TASK DETAILS: Copy all entries without alteration and skip the pictures they hold.

+++

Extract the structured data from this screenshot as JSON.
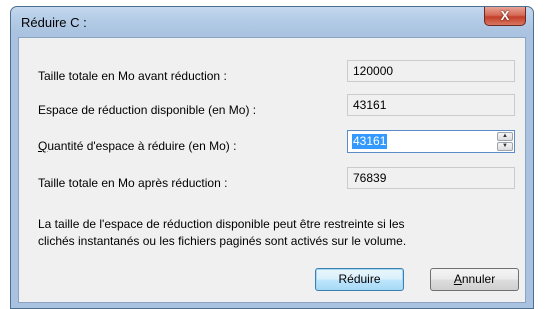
{
  "window": {
    "title": "Réduire C :",
    "close_label": "X"
  },
  "rows": [
    {
      "label": "Taille totale en Mo avant réduction :",
      "value": "120000"
    },
    {
      "label": "Espace de réduction disponible (en Mo) :",
      "value": "43161"
    },
    {
      "label_mnemonic": "Q",
      "label_rest": "uantité d'espace à réduire (en Mo) :",
      "value": "43161"
    },
    {
      "label": "Taille totale en Mo après réduction :",
      "value": "76839"
    }
  ],
  "note": {
    "line1": "La taille de l'espace de réduction disponible peut être restreinte si les",
    "line2": "clichés instantanés ou les fichiers paginés sont activés sur le volume."
  },
  "buttons": {
    "shrink_label": "Réduire",
    "cancel_mnemonic": "A",
    "cancel_rest": "nnuler"
  },
  "icons": {
    "spin_up": "spin-up-arrow",
    "spin_down": "spin-down-arrow"
  }
}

+++

OUTPUT BELOW:
Extract the structured data from this screenshot as JSON.
{
  "window": {
    "title": "Réduire C :",
    "close_label": "X"
  },
  "rows": [
    {
      "label": "Taille totale en Mo avant réduction :",
      "value": "120000"
    },
    {
      "label": "Espace de réduction disponible (en Mo) :",
      "value": "43161"
    },
    {
      "label_mnemonic": "Q",
      "label_rest": "uantité d'espace à réduire (en Mo) :",
      "value": "43161"
    },
    {
      "label": "Taille totale en Mo après réduction :",
      "value": "76839"
    }
  ],
  "note": {
    "line1": "La taille de l'espace de réduction disponible peut être restreinte si les",
    "line2": "clichés instantanés ou les fichiers paginés sont activés sur le volume."
  },
  "buttons": {
    "shrink_label": "Réduire",
    "cancel_mnemonic": "A",
    "cancel_rest": "nnuler"
  },
  "icons": {
    "spin_up": "spin-up-arrow",
    "spin_down": "spin-down-arrow"
  }
}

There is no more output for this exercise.